Only a number is wanted: how many lines in the listing contain the word "text"?
**** AVAILABLE RECORDS
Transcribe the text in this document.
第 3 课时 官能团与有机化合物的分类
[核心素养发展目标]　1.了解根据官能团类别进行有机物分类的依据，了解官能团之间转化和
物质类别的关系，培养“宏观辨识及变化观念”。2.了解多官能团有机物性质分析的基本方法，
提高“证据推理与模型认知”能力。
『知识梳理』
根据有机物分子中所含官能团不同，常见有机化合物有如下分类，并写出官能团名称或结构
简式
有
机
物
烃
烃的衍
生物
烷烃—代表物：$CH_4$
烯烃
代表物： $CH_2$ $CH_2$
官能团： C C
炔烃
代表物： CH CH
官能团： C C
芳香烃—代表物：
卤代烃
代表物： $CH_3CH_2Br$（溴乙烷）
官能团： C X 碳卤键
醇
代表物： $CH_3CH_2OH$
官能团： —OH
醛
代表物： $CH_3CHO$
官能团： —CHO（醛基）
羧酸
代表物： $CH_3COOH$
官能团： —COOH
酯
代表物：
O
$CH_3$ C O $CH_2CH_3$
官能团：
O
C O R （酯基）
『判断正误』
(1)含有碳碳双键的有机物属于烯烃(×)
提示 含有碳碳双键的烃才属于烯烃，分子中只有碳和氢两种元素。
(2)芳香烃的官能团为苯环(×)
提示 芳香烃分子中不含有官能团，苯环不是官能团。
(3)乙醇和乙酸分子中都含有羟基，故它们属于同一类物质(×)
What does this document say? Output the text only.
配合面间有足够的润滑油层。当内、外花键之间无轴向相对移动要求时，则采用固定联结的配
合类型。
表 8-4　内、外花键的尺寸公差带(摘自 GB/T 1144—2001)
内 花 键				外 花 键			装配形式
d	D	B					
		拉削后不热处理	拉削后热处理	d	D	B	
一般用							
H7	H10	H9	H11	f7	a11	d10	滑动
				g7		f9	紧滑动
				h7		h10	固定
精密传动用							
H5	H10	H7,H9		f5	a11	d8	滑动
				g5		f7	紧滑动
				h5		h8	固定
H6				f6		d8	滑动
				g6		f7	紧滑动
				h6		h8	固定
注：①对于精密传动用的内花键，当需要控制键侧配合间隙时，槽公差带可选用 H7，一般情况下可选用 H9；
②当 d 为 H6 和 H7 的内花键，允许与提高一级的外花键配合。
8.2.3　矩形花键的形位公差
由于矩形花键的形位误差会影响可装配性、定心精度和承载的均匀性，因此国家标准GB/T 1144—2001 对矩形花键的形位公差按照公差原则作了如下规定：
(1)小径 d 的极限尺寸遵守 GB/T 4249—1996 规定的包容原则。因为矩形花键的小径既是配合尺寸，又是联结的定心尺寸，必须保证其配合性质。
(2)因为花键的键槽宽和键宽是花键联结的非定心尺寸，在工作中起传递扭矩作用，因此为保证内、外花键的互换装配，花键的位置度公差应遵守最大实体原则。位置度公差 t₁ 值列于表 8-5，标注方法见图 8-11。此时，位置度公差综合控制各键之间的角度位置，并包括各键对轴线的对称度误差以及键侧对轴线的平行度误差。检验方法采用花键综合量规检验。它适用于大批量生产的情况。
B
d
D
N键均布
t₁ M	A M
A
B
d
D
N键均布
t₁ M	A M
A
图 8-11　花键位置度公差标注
********
## EXERCISE RESULT
2